--- Do this ---
Give the data below again exactly as it stands. Omit the pictures.
──────── Input rows ────────
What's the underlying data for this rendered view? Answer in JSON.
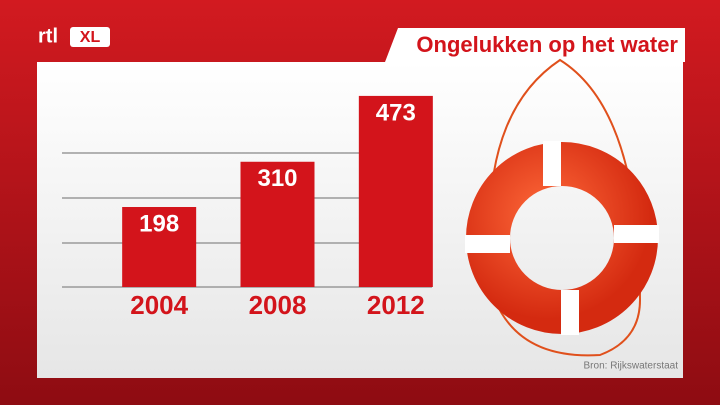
{
  "logo": {
    "brand": "rtl",
    "channel": "XL"
  },
  "chart_data": {
    "type": "bar",
    "title": "Ongelukken op het water",
    "categories": [
      "2004",
      "2008",
      "2012"
    ],
    "values": [
      198,
      310,
      473
    ],
    "color": "#d3141b",
    "ylim": [
      0,
      500
    ],
    "source": "Bron: Rijkswaterstaat"
  }
}
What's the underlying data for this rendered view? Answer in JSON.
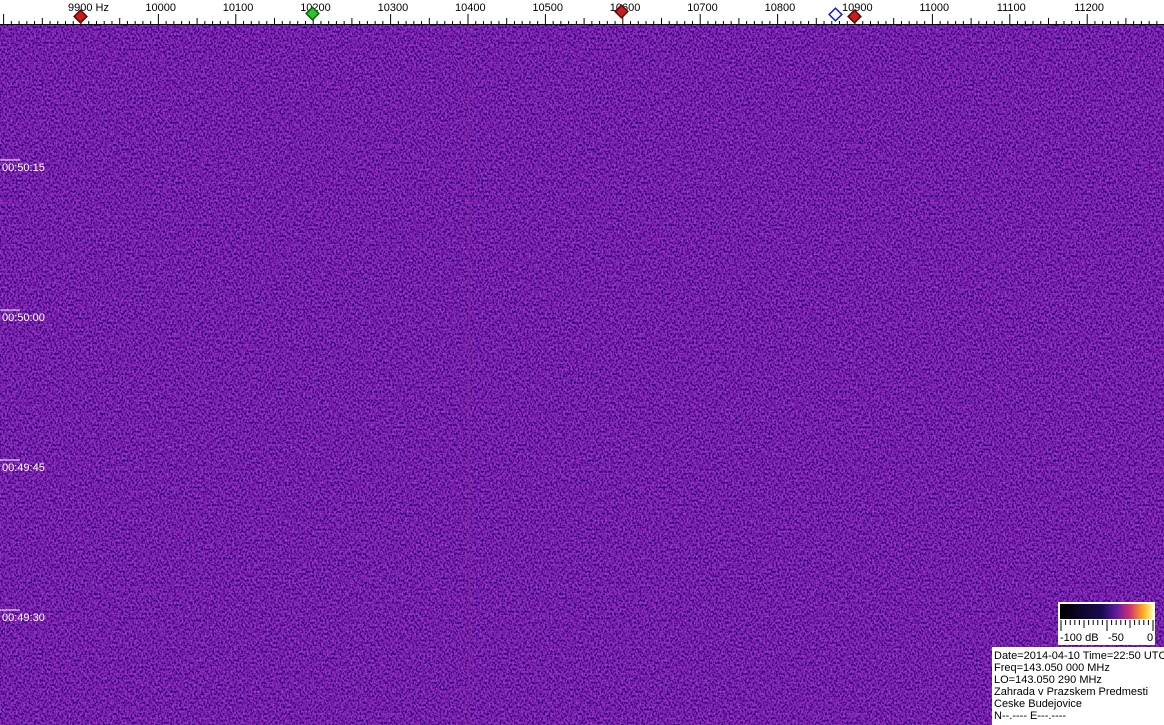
{
  "frequency_axis": {
    "ticks": [
      "9900 Hz",
      "10000",
      "10100",
      "10200",
      "10300",
      "10400",
      "10500",
      "10600",
      "10700",
      "10800",
      "10900",
      "11000",
      "11100",
      "11200"
    ]
  },
  "time_axis": {
    "labels": [
      "00:50:15",
      "00:50:00",
      "00:49:45",
      "00:49:30"
    ]
  },
  "color_scale": {
    "labels": [
      "-100 dB",
      "-50",
      "0"
    ]
  },
  "info": {
    "lines": [
      "Date=2014-04-10 Time=22:50 UTC",
      "Freq=143.050 000 MHz",
      "LO=143.050 290 MHz",
      "Zahrada v Prazskem Predmesti",
      "Ceske Budejovice",
      "N--.---- E---.----"
    ]
  }
}
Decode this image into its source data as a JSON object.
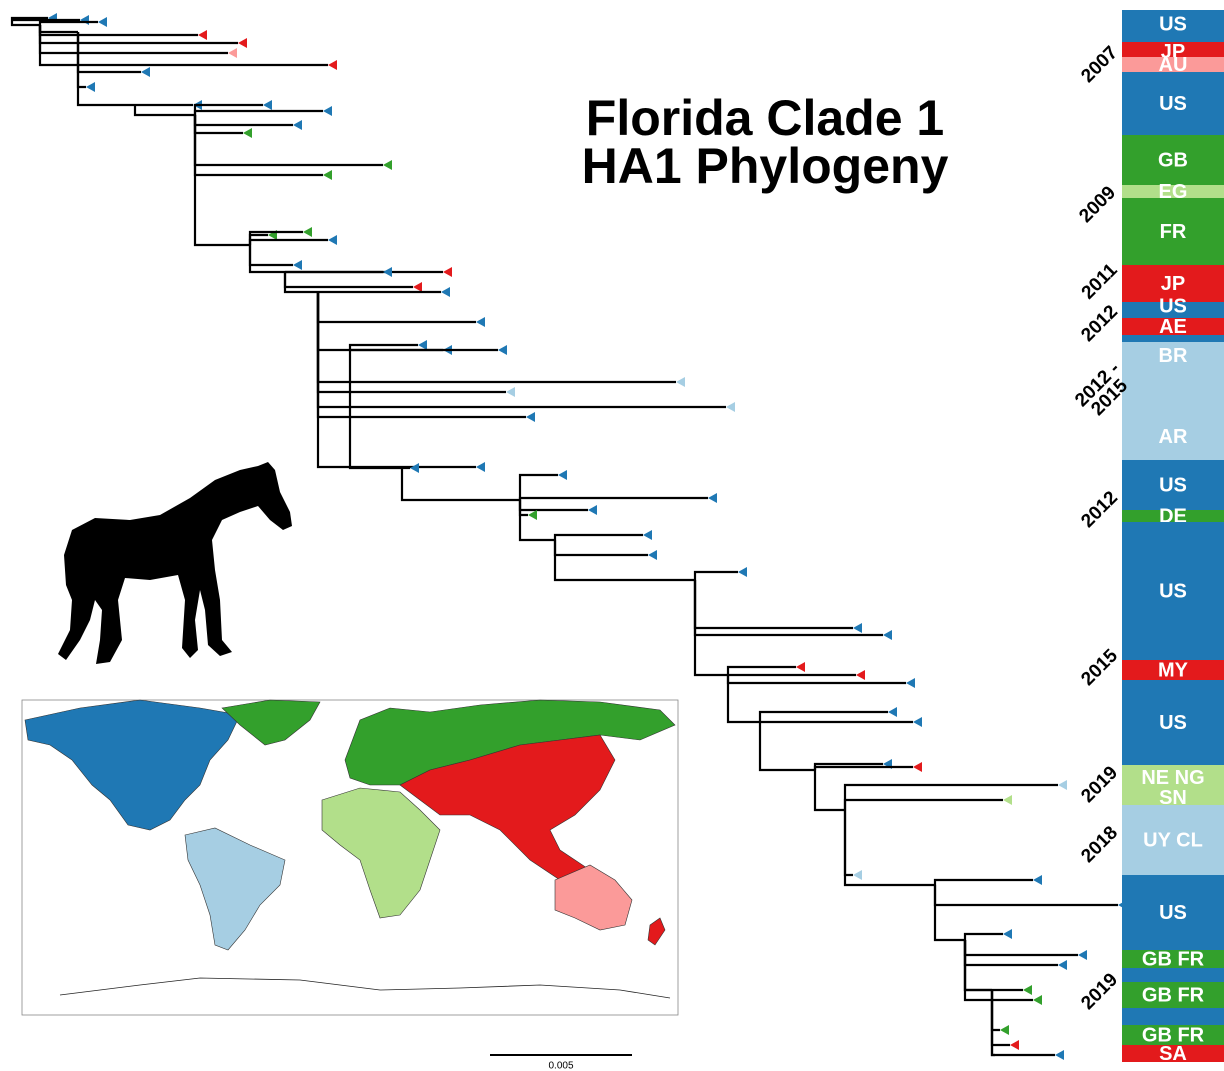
{
  "title": [
    "Florida Clade 1",
    "HA1 Phylogeny"
  ],
  "scale_bar": "0.005",
  "sidebar": {
    "segments": [
      {
        "label": "US",
        "color": "#1f78b4"
      },
      {
        "label": "JP",
        "color": "#e31a1c"
      },
      {
        "label": "AU",
        "color": "#fb9a99"
      },
      {
        "label": "US",
        "color": "#1f78b4"
      },
      {
        "label": "GB",
        "color": "#33a02c"
      },
      {
        "label": "EG",
        "color": "#b2df8a"
      },
      {
        "label": "FR",
        "color": "#33a02c"
      },
      {
        "label": "JP",
        "color": "#e31a1c"
      },
      {
        "label": "US",
        "color": "#1f78b4"
      },
      {
        "label": "AE",
        "color": "#e31a1c"
      },
      {
        "label": "BR",
        "color": "#a6cee3"
      },
      {
        "label": "AR",
        "color": "#a6cee3"
      },
      {
        "label": "US",
        "color": "#1f78b4"
      },
      {
        "label": "DE",
        "color": "#33a02c"
      },
      {
        "label": "US",
        "color": "#1f78b4"
      },
      {
        "label": "MY",
        "color": "#e31a1c"
      },
      {
        "label": "US",
        "color": "#1f78b4"
      },
      {
        "label": "NE NG",
        "color": "#b2df8a"
      },
      {
        "label": "SN",
        "color": "#b2df8a"
      },
      {
        "label": "UY CL",
        "color": "#a6cee3"
      },
      {
        "label": "US",
        "color": "#1f78b4"
      },
      {
        "label": "GB FR",
        "color": "#33a02c"
      },
      {
        "label": "GB FR",
        "color": "#33a02c"
      },
      {
        "label": "GB FR",
        "color": "#33a02c"
      },
      {
        "label": "SA",
        "color": "#e31a1c"
      }
    ]
  },
  "years": [
    "2007",
    "2009",
    "2011",
    "2012",
    "2012 -",
    "2015",
    "2012",
    "2015",
    "2019",
    "2018",
    "2019"
  ]
}
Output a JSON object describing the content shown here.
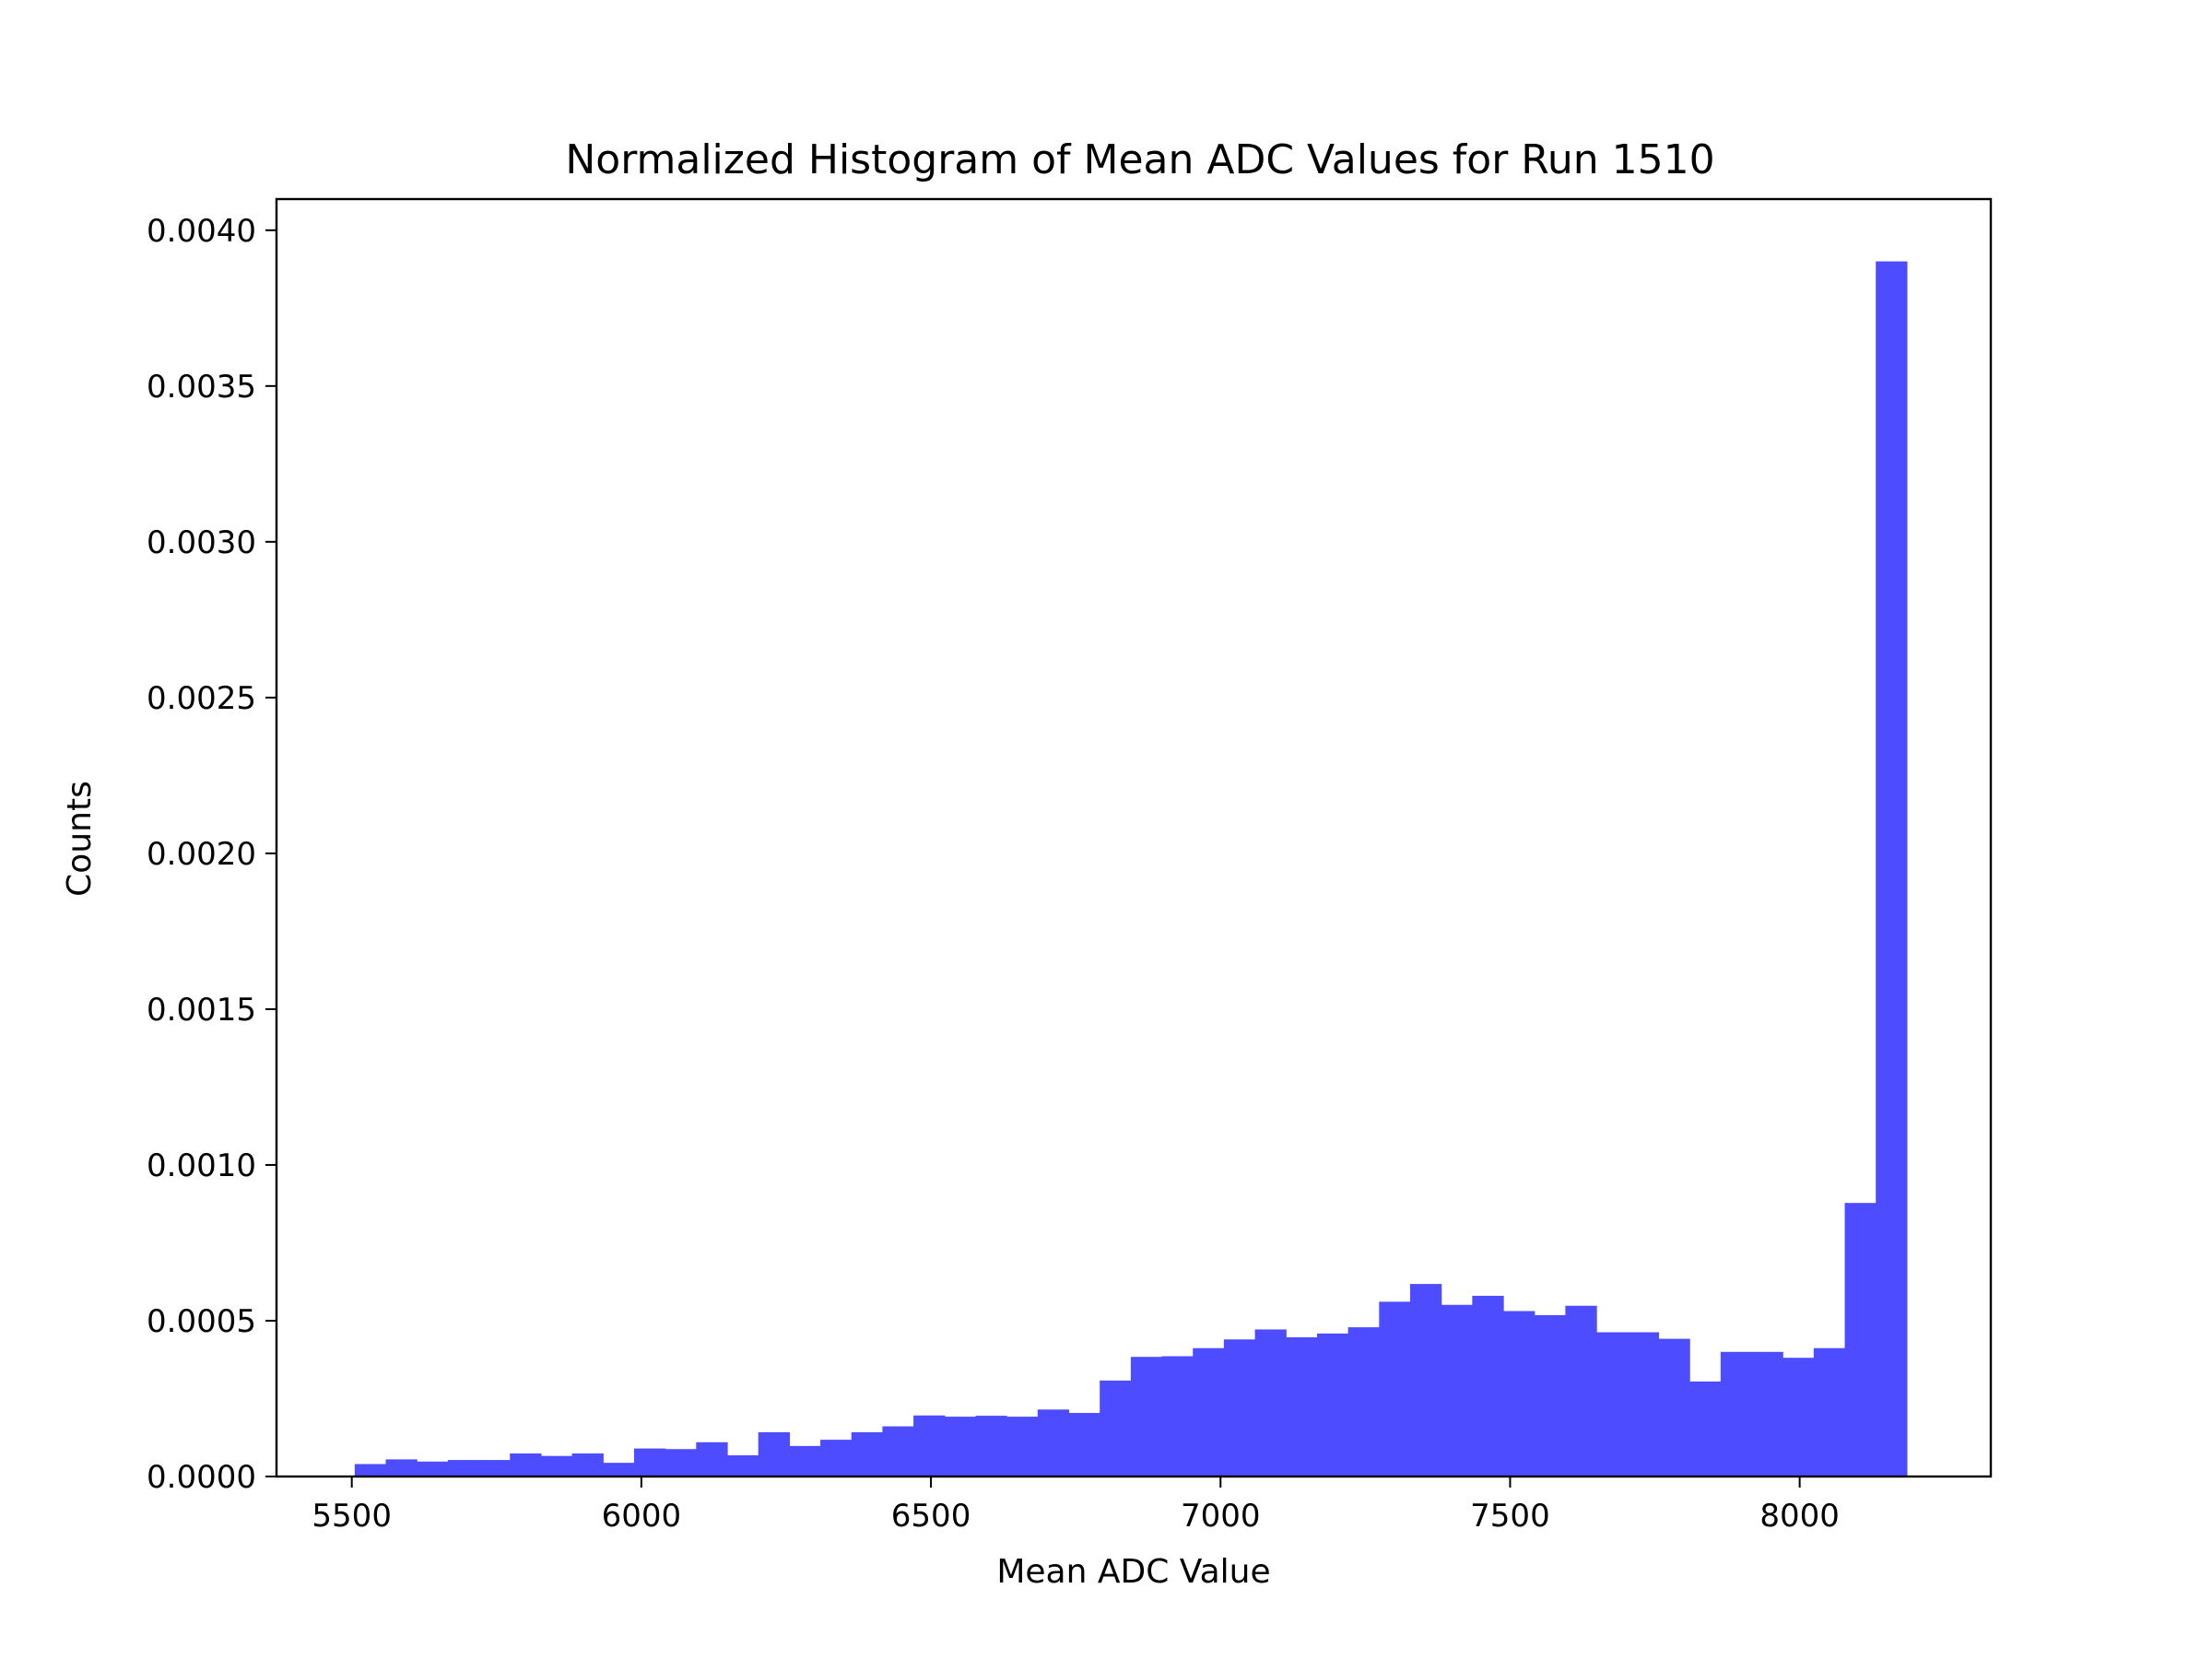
{
  "chart_data": {
    "type": "bar",
    "title": "Normalized Histogram of Mean ADC Values for Run 1510",
    "xlabel": "Mean ADC Value",
    "ylabel": "Counts",
    "xlim": [
      5370,
      8330
    ],
    "ylim": [
      0,
      0.0041
    ],
    "xticks": [
      5500,
      6000,
      6500,
      7000,
      7500,
      8000
    ],
    "yticks": [
      0.0,
      0.0005,
      0.001,
      0.0015,
      0.002,
      0.0025,
      0.003,
      0.0035,
      0.004
    ],
    "ytick_labels": [
      "0.0000",
      "0.0005",
      "0.0010",
      "0.0015",
      "0.0020",
      "0.0025",
      "0.0030",
      "0.0035",
      "0.0040"
    ],
    "bin_edges": [
      5505,
      5558.6,
      5612.2,
      5665.8,
      5719.4,
      5773,
      5826.6,
      5880.2,
      5933.8,
      5987.4,
      6041,
      6094.6,
      6148.2,
      6201.8,
      6255.4,
      6309,
      6362.6,
      6416.2,
      6469.8,
      6523.4,
      6577,
      6630.6,
      6684.2,
      6737.8,
      6791.4,
      6845,
      6898.6,
      6952.2,
      7005.8,
      7059.4,
      7113,
      7166.6,
      7220.2,
      7273.8,
      7327.4,
      7381,
      7434.6,
      7488.2,
      7541.8,
      7595.4,
      7649,
      7702.6,
      7756.2,
      7809.8,
      7863.4,
      7917,
      7970.6,
      8024.2,
      8077.8,
      8131.4,
      8185
    ],
    "values": [
      4e-05,
      5.5e-05,
      4.8e-05,
      5.3e-05,
      5.3e-05,
      7.4e-05,
      6.6e-05,
      7.4e-05,
      4.4e-05,
      9e-05,
      8.8e-05,
      0.00011,
      6.8e-05,
      0.000142,
      9.8e-05,
      0.000118,
      0.000142,
      0.000161,
      0.000196,
      0.000192,
      0.000195,
      0.000192,
      0.000215,
      0.000204,
      0.000308,
      0.000384,
      0.000386,
      0.000412,
      0.00044,
      0.000472,
      0.000447,
      0.000459,
      0.000479,
      0.000561,
      0.000618,
      0.000551,
      0.00058,
      0.000531,
      0.000518,
      0.000548,
      0.000463,
      0.000463,
      0.000442,
      0.000305,
      0.0004,
      0.0004,
      0.000381,
      0.000412,
      0.000878,
      0.0039
    ],
    "bar_color": "#4d4dff"
  }
}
────────
--- Result for this task ---
What's the underlying data for this rendered view? Answer in JSON.
{
  "logo": {
    "brand": "rtl",
    "channel": "XL"
  },
  "chart_data": {
    "type": "bar",
    "title": "Ongelukken op het water",
    "categories": [
      "2004",
      "2008",
      "2012"
    ],
    "values": [
      198,
      310,
      473
    ],
    "color": "#d3141b",
    "ylim": [
      0,
      500
    ],
    "source": "Bron: Rijkswaterstaat"
  }
}
What's the underlying data for this rendered view? Answer in JSON.
{
  "frequency_axis": {
    "ticks": [
      "9900 Hz",
      "10000",
      "10100",
      "10200",
      "10300",
      "10400",
      "10500",
      "10600",
      "10700",
      "10800",
      "10900",
      "11000",
      "11100",
      "11200"
    ]
  },
  "time_axis": {
    "labels": [
      "00:50:15",
      "00:50:00",
      "00:49:45",
      "00:49:30"
    ]
  },
  "color_scale": {
    "labels": [
      "-100 dB",
      "-50",
      "0"
    ]
  },
  "info": {
    "lines": [
      "Date=2014-04-10 Time=22:50 UTC",
      "Freq=143.050 000 MHz",
      "LO=143.050 290 MHz",
      "Zahrada v Prazskem Predmesti",
      "Ceske Budejovice",
      "N--.---- E---.----"
    ]
  }
}
Decode this image into its source data as a JSON object.
{
  "title": [
    "Florida Clade 1",
    "HA1 Phylogeny"
  ],
  "scale_bar": "0.005",
  "sidebar": {
    "segments": [
      {
        "label": "US",
        "color": "#1f78b4"
      },
      {
        "label": "JP",
        "color": "#e31a1c"
      },
      {
        "label": "AU",
        "color": "#fb9a99"
      },
      {
        "label": "US",
        "color": "#1f78b4"
      },
      {
        "label": "GB",
        "color": "#33a02c"
      },
      {
        "label": "EG",
        "color": "#b2df8a"
      },
      {
        "label": "FR",
        "color": "#33a02c"
      },
      {
        "label": "JP",
        "color": "#e31a1c"
      },
      {
        "label": "US",
        "color": "#1f78b4"
      },
      {
        "label": "AE",
        "color": "#e31a1c"
      },
      {
        "label": "BR",
        "color": "#a6cee3"
      },
      {
        "label": "AR",
        "color": "#a6cee3"
      },
      {
        "label": "US",
        "color": "#1f78b4"
      },
      {
        "label": "DE",
        "color": "#33a02c"
      },
      {
        "label": "US",
        "color": "#1f78b4"
      },
      {
        "label": "MY",
        "color": "#e31a1c"
      },
      {
        "label": "US",
        "color": "#1f78b4"
      },
      {
        "label": "NE NG",
        "color": "#b2df8a"
      },
      {
        "label": "SN",
        "color": "#b2df8a"
      },
      {
        "label": "UY CL",
        "color": "#a6cee3"
      },
      {
        "label": "US",
        "color": "#1f78b4"
      },
      {
        "label": "GB FR",
        "color": "#33a02c"
      },
      {
        "label": "GB FR",
        "color": "#33a02c"
      },
      {
        "label": "GB FR",
        "color": "#33a02c"
      },
      {
        "label": "SA",
        "color": "#e31a1c"
      }
    ]
  },
  "years": [
    "2007",
    "2009",
    "2011",
    "2012",
    "2012 -",
    "2015",
    "2012",
    "2015",
    "2019",
    "2018",
    "2019"
  ]
}
Output a JSON object describing the content shown here.
{
  "chart_data": {
    "type": "bar",
    "title": "Normalized Histogram of Mean ADC Values for Run 1510",
    "xlabel": "Mean ADC Value",
    "ylabel": "Counts",
    "xlim": [
      5370,
      8330
    ],
    "ylim": [
      0,
      0.0041
    ],
    "xticks": [
      5500,
      6000,
      6500,
      7000,
      7500,
      8000
    ],
    "yticks": [
      0.0,
      0.0005,
      0.001,
      0.0015,
      0.002,
      0.0025,
      0.003,
      0.0035,
      0.004
    ],
    "ytick_labels": [
      "0.0000",
      "0.0005",
      "0.0010",
      "0.0015",
      "0.0020",
      "0.0025",
      "0.0030",
      "0.0035",
      "0.0040"
    ],
    "bin_edges": [
      5505,
      5558.6,
      5612.2,
      5665.8,
      5719.4,
      5773,
      5826.6,
      5880.2,
      5933.8,
      5987.4,
      6041,
      6094.6,
      6148.2,
      6201.8,
      6255.4,
      6309,
      6362.6,
      6416.2,
      6469.8,
      6523.4,
      6577,
      6630.6,
      6684.2,
      6737.8,
      6791.4,
      6845,
      6898.6,
      6952.2,
      7005.8,
      7059.4,
      7113,
      7166.6,
      7220.2,
      7273.8,
      7327.4,
      7381,
      7434.6,
      7488.2,
      7541.8,
      7595.4,
      7649,
      7702.6,
      7756.2,
      7809.8,
      7863.4,
      7917,
      7970.6,
      8024.2,
      8077.8,
      8131.4,
      8185
    ],
    "values": [
      4e-05,
      5.5e-05,
      4.8e-05,
      5.3e-05,
      5.3e-05,
      7.4e-05,
      6.6e-05,
      7.4e-05,
      4.4e-05,
      9e-05,
      8.8e-05,
      0.00011,
      6.8e-05,
      0.000142,
      9.8e-05,
      0.000118,
      0.000142,
      0.000161,
      0.000196,
      0.000192,
      0.000195,
      0.000192,
      0.000215,
      0.000204,
      0.000308,
      0.000384,
      0.000386,
      0.000412,
      0.00044,
      0.000472,
      0.000447,
      0.000459,
      0.000479,
      0.000561,
      0.000618,
      0.000551,
      0.00058,
      0.000531,
      0.000518,
      0.000548,
      0.000463,
      0.000463,
      0.000442,
      0.000305,
      0.0004,
      0.0004,
      0.000381,
      0.000412,
      0.000878,
      0.0039
    ],
    "bar_color": "#4d4dff"
  }
}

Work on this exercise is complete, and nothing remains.